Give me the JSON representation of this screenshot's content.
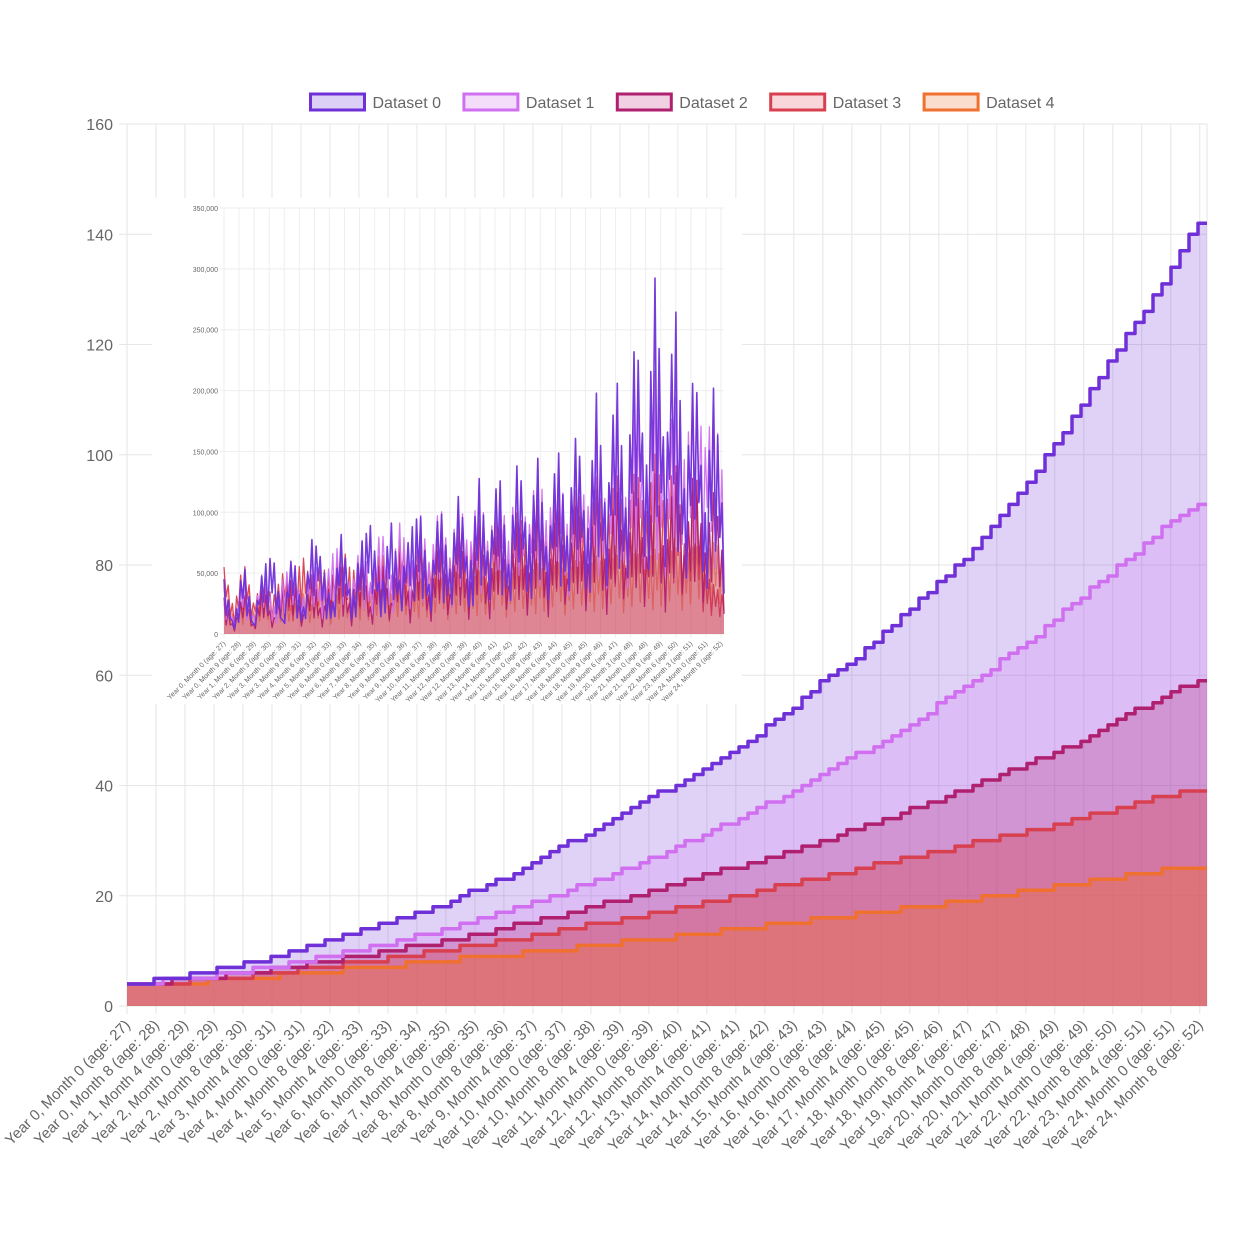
{
  "colors": {
    "dataset0": "#7030d8",
    "dataset1": "#d070f0",
    "dataset2": "#b02070",
    "dataset3": "#d84050",
    "dataset4": "#f07030",
    "grid": "#e6e6e6",
    "tick_text": "#666666"
  },
  "legend": {
    "position": "top",
    "items": [
      {
        "label": "Dataset 0",
        "color": "#7030d8",
        "fill": "#dcd0f6"
      },
      {
        "label": "Dataset 1",
        "color": "#d070f0",
        "fill": "#f4ddfb"
      },
      {
        "label": "Dataset 2",
        "color": "#b02070",
        "fill": "#f0d0e2"
      },
      {
        "label": "Dataset 3",
        "color": "#d84050",
        "fill": "#f8d6da"
      },
      {
        "label": "Dataset 4",
        "color": "#f07030",
        "fill": "#fbddcd"
      }
    ]
  },
  "chart_data": [
    {
      "type": "area",
      "title": "",
      "xlabel": "",
      "ylabel": "",
      "ylim": [
        0,
        160
      ],
      "yticks": [
        0,
        20,
        40,
        60,
        80,
        100,
        120,
        140,
        160
      ],
      "grid": true,
      "legend_position": "top",
      "x_tick_labels": [
        "Year 0, Month 0 (age: 27)",
        "Year 0, Month 8 (age: 28)",
        "Year 1, Month 4 (age: 29)",
        "Year 2, Month 0 (age: 29)",
        "Year 2, Month 8 (age: 30)",
        "Year 3, Month 4 (age: 31)",
        "Year 4, Month 0 (age: 31)",
        "Year 4, Month 8 (age: 32)",
        "Year 5, Month 4 (age: 33)",
        "Year 6, Month 0 (age: 33)",
        "Year 6, Month 8 (age: 34)",
        "Year 7, Month 4 (age: 35)",
        "Year 8, Month 0 (age: 35)",
        "Year 8, Month 8 (age: 36)",
        "Year 9, Month 4 (age: 37)",
        "Year 10, Month 0 (age: 37)",
        "Year 10, Month 8 (age: 38)",
        "Year 11, Month 4 (age: 39)",
        "Year 12, Month 0 (age: 39)",
        "Year 12, Month 8 (age: 40)",
        "Year 13, Month 4 (age: 41)",
        "Year 14, Month 0 (age: 41)",
        "Year 14, Month 8 (age: 42)",
        "Year 15, Month 4 (age: 43)",
        "Year 16, Month 0 (age: 43)",
        "Year 16, Month 8 (age: 44)",
        "Year 17, Month 4 (age: 45)",
        "Year 18, Month 0 (age: 45)",
        "Year 18, Month 8 (age: 46)",
        "Year 19, Month 4 (age: 47)",
        "Year 20, Month 0 (age: 47)",
        "Year 20, Month 8 (age: 48)",
        "Year 21, Month 4 (age: 49)",
        "Year 22, Month 0 (age: 49)",
        "Year 22, Month 8 (age: 50)",
        "Year 23, Month 4 (age: 51)",
        "Year 24, Month 0 (age: 51)",
        "Year 24, Month 8 (age: 52)"
      ],
      "series": [
        {
          "name": "Dataset 0",
          "values": [
            4,
            4.5,
            5,
            5.5,
            6,
            7,
            7.5,
            8,
            9,
            10,
            11,
            12,
            13,
            14,
            15,
            16,
            17,
            18,
            20,
            21,
            23,
            24,
            26,
            28,
            30,
            31,
            33,
            35,
            37,
            39,
            41,
            43,
            45,
            47,
            49,
            52,
            54,
            57,
            60,
            62,
            65,
            68,
            71,
            74,
            77,
            80,
            84,
            88,
            92,
            96,
            101,
            106,
            111,
            116,
            121,
            126,
            131,
            137,
            142
          ]
        },
        {
          "name": "Dataset 1",
          "values": [
            4,
            4.2,
            4.6,
            5,
            5.4,
            6,
            6.5,
            7,
            7.6,
            8.3,
            9,
            9.8,
            10.5,
            11.3,
            12.2,
            13.1,
            14,
            15,
            16,
            17,
            18.2,
            19.4,
            20.6,
            22,
            23.4,
            24.8,
            26.3,
            27.8,
            29.4,
            31,
            32.7,
            34.4,
            36.2,
            38,
            40,
            42,
            44,
            46,
            48,
            50,
            52.5,
            55,
            57.5,
            60,
            62.5,
            65,
            68,
            71,
            74,
            77,
            80,
            83,
            86,
            89,
            91
          ]
        },
        {
          "name": "Dataset 2",
          "values": [
            4,
            4.1,
            4.4,
            4.8,
            5.1,
            5.5,
            6,
            6.4,
            6.9,
            7.4,
            8,
            8.5,
            9.1,
            9.7,
            10.3,
            11,
            11.7,
            12.4,
            13.1,
            13.9,
            14.7,
            15.5,
            16.3,
            17.2,
            18.1,
            19,
            20,
            21,
            22,
            23,
            24,
            25,
            26,
            27,
            28,
            29.2,
            30.4,
            31.6,
            32.8,
            34,
            35.3,
            36.6,
            38,
            39.4,
            40.8,
            42.2,
            43.7,
            45.2,
            46.7,
            48.2,
            50,
            52,
            54,
            56,
            57.5,
            59
          ]
        },
        {
          "name": "Dataset 3",
          "values": [
            4,
            4,
            4.2,
            4.5,
            4.8,
            5.1,
            5.5,
            5.9,
            6.3,
            6.7,
            7.1,
            7.6,
            8.1,
            8.6,
            9.1,
            9.6,
            10.1,
            10.7,
            11.3,
            11.9,
            12.5,
            13.1,
            13.7,
            14.4,
            15.1,
            15.8,
            16.5,
            17.2,
            17.9,
            18.6,
            19.4,
            20.2,
            21,
            21.8,
            22.6,
            23.4,
            24.2,
            25,
            25.8,
            26.6,
            27.4,
            28.2,
            29,
            29.8,
            30.6,
            31.4,
            32.2,
            33,
            34,
            35,
            36,
            37,
            38,
            38.5,
            39
          ]
        },
        {
          "name": "Dataset 4",
          "values": [
            4,
            4,
            4.1,
            4.3,
            4.5,
            4.7,
            5,
            5.2,
            5.5,
            5.8,
            6,
            6.3,
            6.6,
            6.9,
            7.2,
            7.5,
            7.8,
            8.1,
            8.4,
            8.7,
            9,
            9.3,
            9.6,
            10,
            10.3,
            10.7,
            11,
            11.4,
            11.8,
            12.2,
            12.6,
            13,
            13.4,
            13.8,
            14.2,
            14.6,
            15,
            15.4,
            15.8,
            16.2,
            16.6,
            17,
            17.4,
            17.8,
            18.2,
            18.6,
            19,
            19.5,
            20,
            20.5,
            21,
            21.5,
            22,
            22.5,
            23,
            23.5,
            24,
            24.5,
            25,
            25
          ]
        }
      ]
    },
    {
      "type": "line",
      "title": "",
      "xlabel": "",
      "ylabel": "",
      "ylim": [
        0,
        350000
      ],
      "yticks": [
        0,
        50000,
        100000,
        150000,
        200000,
        250000,
        300000,
        350000
      ],
      "ytick_labels": [
        "0",
        "50,000",
        "100,000",
        "150,000",
        "200,000",
        "250,000",
        "300,000",
        "350,000"
      ],
      "grid": true,
      "x_tick_labels": [
        "Year 0, Month 0 (age: 27)",
        "Year 0, Month 9 (age: 28)",
        "Year 1, Month 6 (age: 29)",
        "Year 2, Month 3 (age: 30)",
        "Year 3, Month 0 (age: 30)",
        "Year 3, Month 9 (age: 31)",
        "Year 4, Month 6 (age: 32)",
        "Year 5, Month 3 (age: 33)",
        "Year 6, Month 0 (age: 33)",
        "Year 6, Month 9 (age: 34)",
        "Year 7, Month 6 (age: 35)",
        "Year 8, Month 3 (age: 36)",
        "Year 9, Month 0 (age: 36)",
        "Year 9, Month 9 (age: 37)",
        "Year 10, Month 6 (age: 38)",
        "Year 11, Month 3 (age: 39)",
        "Year 12, Month 0 (age: 39)",
        "Year 12, Month 9 (age: 40)",
        "Year 13, Month 6 (age: 41)",
        "Year 14, Month 3 (age: 42)",
        "Year 15, Month 0 (age: 42)",
        "Year 15, Month 9 (age: 43)",
        "Year 16, Month 6 (age: 44)",
        "Year 17, Month 3 (age: 45)",
        "Year 18, Month 0 (age: 45)",
        "Year 18, Month 9 (age: 46)",
        "Year 19, Month 6 (age: 47)",
        "Year 20, Month 3 (age: 48)",
        "Year 21, Month 0 (age: 48)",
        "Year 21, Month 9 (age: 49)",
        "Year 22, Month 6 (age: 50)",
        "Year 23, Month 3 (age: 51)",
        "Year 24, Month 0 (age: 51)",
        "Year 24, Month 9 (age: 52)"
      ],
      "series": [
        {
          "name": "Dataset 0",
          "values": [
            45000,
            5000,
            60000,
            8000,
            55000,
            65000,
            10000,
            70000,
            15000,
            80000,
            60000,
            20000,
            85000,
            25000,
            75000,
            90000,
            30000,
            95000,
            40000,
            85000,
            100000,
            35000,
            110000,
            50000,
            120000,
            45000,
            130000,
            60000,
            140000,
            55000,
            150000,
            70000,
            145000,
            60000,
            160000,
            80000,
            175000,
            70000,
            200000,
            90000,
            220000,
            100000,
            260000,
            120000,
            300000,
            130000,
            280000,
            110000,
            230000,
            90000,
            210000,
            80000
          ]
        },
        {
          "name": "Dataset 1",
          "values": [
            40000,
            10000,
            50000,
            15000,
            55000,
            20000,
            45000,
            60000,
            25000,
            70000,
            30000,
            65000,
            75000,
            35000,
            80000,
            40000,
            90000,
            45000,
            95000,
            50000,
            100000,
            55000,
            110000,
            60000,
            115000,
            65000,
            125000,
            70000,
            130000,
            75000,
            140000,
            80000,
            145000,
            85000,
            150000,
            90000,
            160000,
            95000,
            170000,
            100000,
            185000,
            110000,
            200000,
            120000,
            220000,
            130000,
            200000,
            140000,
            210000,
            150000,
            190000,
            120000
          ]
        },
        {
          "name": "Dataset 2",
          "values": [
            30000,
            5000,
            35000,
            8000,
            40000,
            10000,
            38000,
            45000,
            12000,
            50000,
            15000,
            48000,
            55000,
            18000,
            60000,
            20000,
            65000,
            22000,
            70000,
            25000,
            75000,
            28000,
            80000,
            30000,
            85000,
            32000,
            90000,
            35000,
            95000,
            38000,
            100000,
            40000,
            105000,
            42000,
            110000,
            45000,
            115000,
            48000,
            120000,
            50000,
            125000,
            52000,
            130000,
            55000,
            135000,
            58000,
            140000,
            60000,
            145000,
            62000,
            120000,
            55000
          ]
        },
        {
          "name": "Dataset 3",
          "values": [
            55000,
            20000,
            60000,
            25000,
            45000,
            30000,
            50000,
            35000,
            65000,
            40000,
            55000,
            45000,
            75000,
            50000,
            60000,
            40000,
            70000,
            45000,
            80000,
            50000,
            90000,
            55000,
            85000,
            60000,
            100000,
            65000,
            95000,
            70000,
            110000,
            60000,
            105000,
            65000,
            115000,
            70000,
            120000,
            75000,
            125000,
            80000,
            130000,
            85000,
            135000,
            90000,
            140000,
            95000,
            150000,
            100000,
            145000,
            70000,
            130000,
            50000,
            40000,
            30000
          ]
        },
        {
          "name": "Dataset 4",
          "values": [
            25000,
            15000,
            28000,
            18000,
            30000,
            20000,
            32000,
            22000,
            34000,
            24000,
            36000,
            26000,
            38000,
            28000,
            40000,
            30000,
            42000,
            32000,
            44000,
            34000,
            46000,
            36000,
            48000,
            38000,
            50000,
            40000,
            52000,
            42000,
            54000,
            44000,
            56000,
            46000,
            58000,
            48000,
            60000,
            50000,
            62000,
            52000,
            64000,
            54000,
            66000,
            56000,
            68000,
            58000,
            70000,
            60000,
            72000,
            62000,
            74000,
            64000,
            76000,
            66000
          ]
        }
      ]
    }
  ]
}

= = = = =

» Given instruction
Scan the material above for the string "fill" and report each line where you find it.

» Problem solution
        "fill": "#dcd0f6"
        "fill": "#f4ddfb"
        "fill": "#f0d0e2"
        "fill": "#f8d6da"
        "fill": "#fbddcd"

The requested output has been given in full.